Repeat, exactly and completely, the material that follows. Omit the pictures.
── Given data ──
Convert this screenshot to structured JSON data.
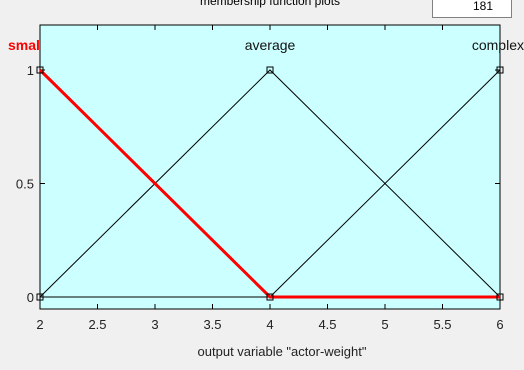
{
  "header": {
    "plot_title": "membership function plots",
    "plot_points": "181"
  },
  "colors": {
    "plot_background": "#ccffff",
    "selected_mf": "#ff0000",
    "mf_line": "#000000"
  },
  "chart_data": {
    "type": "line",
    "xlabel": "output variable \"actor-weight\"",
    "ylabel": "",
    "xlim": [
      2,
      6
    ],
    "ylim": [
      0,
      1
    ],
    "x_ticks": [
      "2",
      "2.5",
      "3",
      "3.5",
      "4",
      "4.5",
      "5",
      "5.5",
      "6"
    ],
    "y_ticks": [
      "0",
      "0.5",
      "1"
    ],
    "series": [
      {
        "name": "smal",
        "selected": true,
        "points": [
          [
            2,
            1
          ],
          [
            4,
            0
          ],
          [
            6,
            0
          ]
        ]
      },
      {
        "name": "average",
        "selected": false,
        "points": [
          [
            2,
            0
          ],
          [
            4,
            1
          ],
          [
            6,
            0
          ]
        ]
      },
      {
        "name": "complex",
        "selected": false,
        "points": [
          [
            2,
            0
          ],
          [
            4,
            0
          ],
          [
            6,
            1
          ]
        ]
      }
    ]
  }
}
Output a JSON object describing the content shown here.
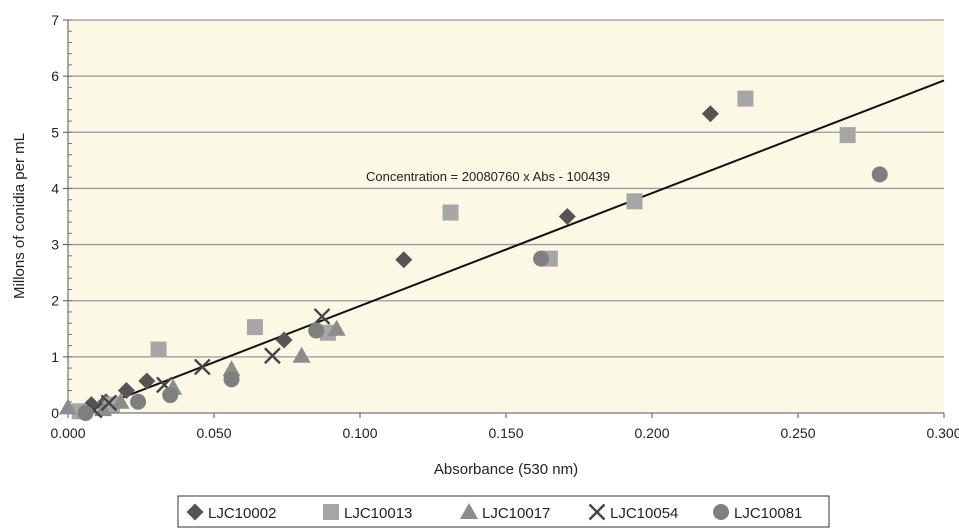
{
  "chart_data": {
    "type": "scatter",
    "title": "",
    "xlabel": "Absorbance (530 nm)",
    "ylabel": "Millons of conidia per mL",
    "xlim": [
      0,
      0.3
    ],
    "ylim": [
      0,
      7
    ],
    "x_tick_labels": [
      "0.000",
      "0.050",
      "0.100",
      "0.150",
      "0.200",
      "0.250",
      "0.300"
    ],
    "y_tick_labels": [
      "0",
      "1",
      "2",
      "3",
      "4",
      "5",
      "6",
      "7"
    ],
    "grid": "horizontal",
    "plot_background": "#fbf8e6",
    "legend_position": "bottom",
    "annotation": "Concentration = 20080760 x Abs - 100439",
    "fit_line": {
      "slope": 20.08076,
      "intercept": -0.100439,
      "x_start": 0.005,
      "x_end": 0.3
    },
    "series": [
      {
        "name": "LJC10002",
        "marker": "diamond",
        "color": "#555555",
        "x": [
          0.008,
          0.013,
          0.02,
          0.027,
          0.074,
          0.115,
          0.171,
          0.22
        ],
        "y": [
          0.15,
          0.2,
          0.4,
          0.57,
          1.3,
          2.73,
          3.5,
          5.33
        ]
      },
      {
        "name": "LJC10013",
        "marker": "square",
        "color": "#a6a6a6",
        "x": [
          0.004,
          0.015,
          0.031,
          0.064,
          0.089,
          0.131,
          0.165,
          0.194,
          0.232,
          0.267
        ],
        "y": [
          0.03,
          0.15,
          1.13,
          1.53,
          1.43,
          3.57,
          2.75,
          3.77,
          5.6,
          4.95
        ]
      },
      {
        "name": "LJC10017",
        "marker": "triangle",
        "color": "#8c8c8c",
        "x": [
          0.0,
          0.012,
          0.018,
          0.036,
          0.056,
          0.08,
          0.092
        ],
        "y": [
          0.1,
          0.07,
          0.2,
          0.45,
          0.78,
          1.02,
          1.5
        ]
      },
      {
        "name": "LJC10054",
        "marker": "x",
        "color": "#444444",
        "x": [
          0.009,
          0.014,
          0.033,
          0.046,
          0.07,
          0.087
        ],
        "y": [
          0.05,
          0.18,
          0.5,
          0.82,
          1.02,
          1.72
        ]
      },
      {
        "name": "LJC10081",
        "marker": "circle",
        "color": "#7f7f7f",
        "x": [
          0.006,
          0.024,
          0.035,
          0.056,
          0.085,
          0.162,
          0.278
        ],
        "y": [
          0.0,
          0.2,
          0.32,
          0.6,
          1.47,
          2.75,
          4.25
        ]
      }
    ]
  }
}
───
*Exercise solution:*
Convert this screenshot to structured JSON data.
{
  "header": {
    "plot_title": "membership function plots",
    "plot_points": "181"
  },
  "colors": {
    "plot_background": "#ccffff",
    "selected_mf": "#ff0000",
    "mf_line": "#000000"
  },
  "chart_data": {
    "type": "line",
    "xlabel": "output variable \"actor-weight\"",
    "ylabel": "",
    "xlim": [
      2,
      6
    ],
    "ylim": [
      0,
      1
    ],
    "x_ticks": [
      "2",
      "2.5",
      "3",
      "3.5",
      "4",
      "4.5",
      "5",
      "5.5",
      "6"
    ],
    "y_ticks": [
      "0",
      "0.5",
      "1"
    ],
    "series": [
      {
        "name": "smal",
        "selected": true,
        "points": [
          [
            2,
            1
          ],
          [
            4,
            0
          ],
          [
            6,
            0
          ]
        ]
      },
      {
        "name": "average",
        "selected": false,
        "points": [
          [
            2,
            0
          ],
          [
            4,
            1
          ],
          [
            6,
            0
          ]
        ]
      },
      {
        "name": "complex",
        "selected": false,
        "points": [
          [
            2,
            0
          ],
          [
            4,
            0
          ],
          [
            6,
            1
          ]
        ]
      }
    ]
  }
}
Output a JSON object describing the content shown here.
{
  "chart_data": {
    "type": "scatter",
    "title": "",
    "xlabel": "Absorbance (530 nm)",
    "ylabel": "Millons of conidia per mL",
    "xlim": [
      0,
      0.3
    ],
    "ylim": [
      0,
      7
    ],
    "x_tick_labels": [
      "0.000",
      "0.050",
      "0.100",
      "0.150",
      "0.200",
      "0.250",
      "0.300"
    ],
    "y_tick_labels": [
      "0",
      "1",
      "2",
      "3",
      "4",
      "5",
      "6",
      "7"
    ],
    "grid": "horizontal",
    "plot_background": "#fbf8e6",
    "legend_position": "bottom",
    "annotation": "Concentration = 20080760 x Abs - 100439",
    "fit_line": {
      "slope": 20.08076,
      "intercept": -0.100439,
      "x_start": 0.005,
      "x_end": 0.3
    },
    "series": [
      {
        "name": "LJC10002",
        "marker": "diamond",
        "color": "#555555",
        "x": [
          0.008,
          0.013,
          0.02,
          0.027,
          0.074,
          0.115,
          0.171,
          0.22
        ],
        "y": [
          0.15,
          0.2,
          0.4,
          0.57,
          1.3,
          2.73,
          3.5,
          5.33
        ]
      },
      {
        "name": "LJC10013",
        "marker": "square",
        "color": "#a6a6a6",
        "x": [
          0.004,
          0.015,
          0.031,
          0.064,
          0.089,
          0.131,
          0.165,
          0.194,
          0.232,
          0.267
        ],
        "y": [
          0.03,
          0.15,
          1.13,
          1.53,
          1.43,
          3.57,
          2.75,
          3.77,
          5.6,
          4.95
        ]
      },
      {
        "name": "LJC10017",
        "marker": "triangle",
        "color": "#8c8c8c",
        "x": [
          0.0,
          0.012,
          0.018,
          0.036,
          0.056,
          0.08,
          0.092
        ],
        "y": [
          0.1,
          0.07,
          0.2,
          0.45,
          0.78,
          1.02,
          1.5
        ]
      },
      {
        "name": "LJC10054",
        "marker": "x",
        "color": "#444444",
        "x": [
          0.009,
          0.014,
          0.033,
          0.046,
          0.07,
          0.087
        ],
        "y": [
          0.05,
          0.18,
          0.5,
          0.82,
          1.02,
          1.72
        ]
      },
      {
        "name": "LJC10081",
        "marker": "circle",
        "color": "#7f7f7f",
        "x": [
          0.006,
          0.024,
          0.035,
          0.056,
          0.085,
          0.162,
          0.278
        ],
        "y": [
          0.0,
          0.2,
          0.32,
          0.6,
          1.47,
          2.75,
          4.25
        ]
      }
    ]
  }
}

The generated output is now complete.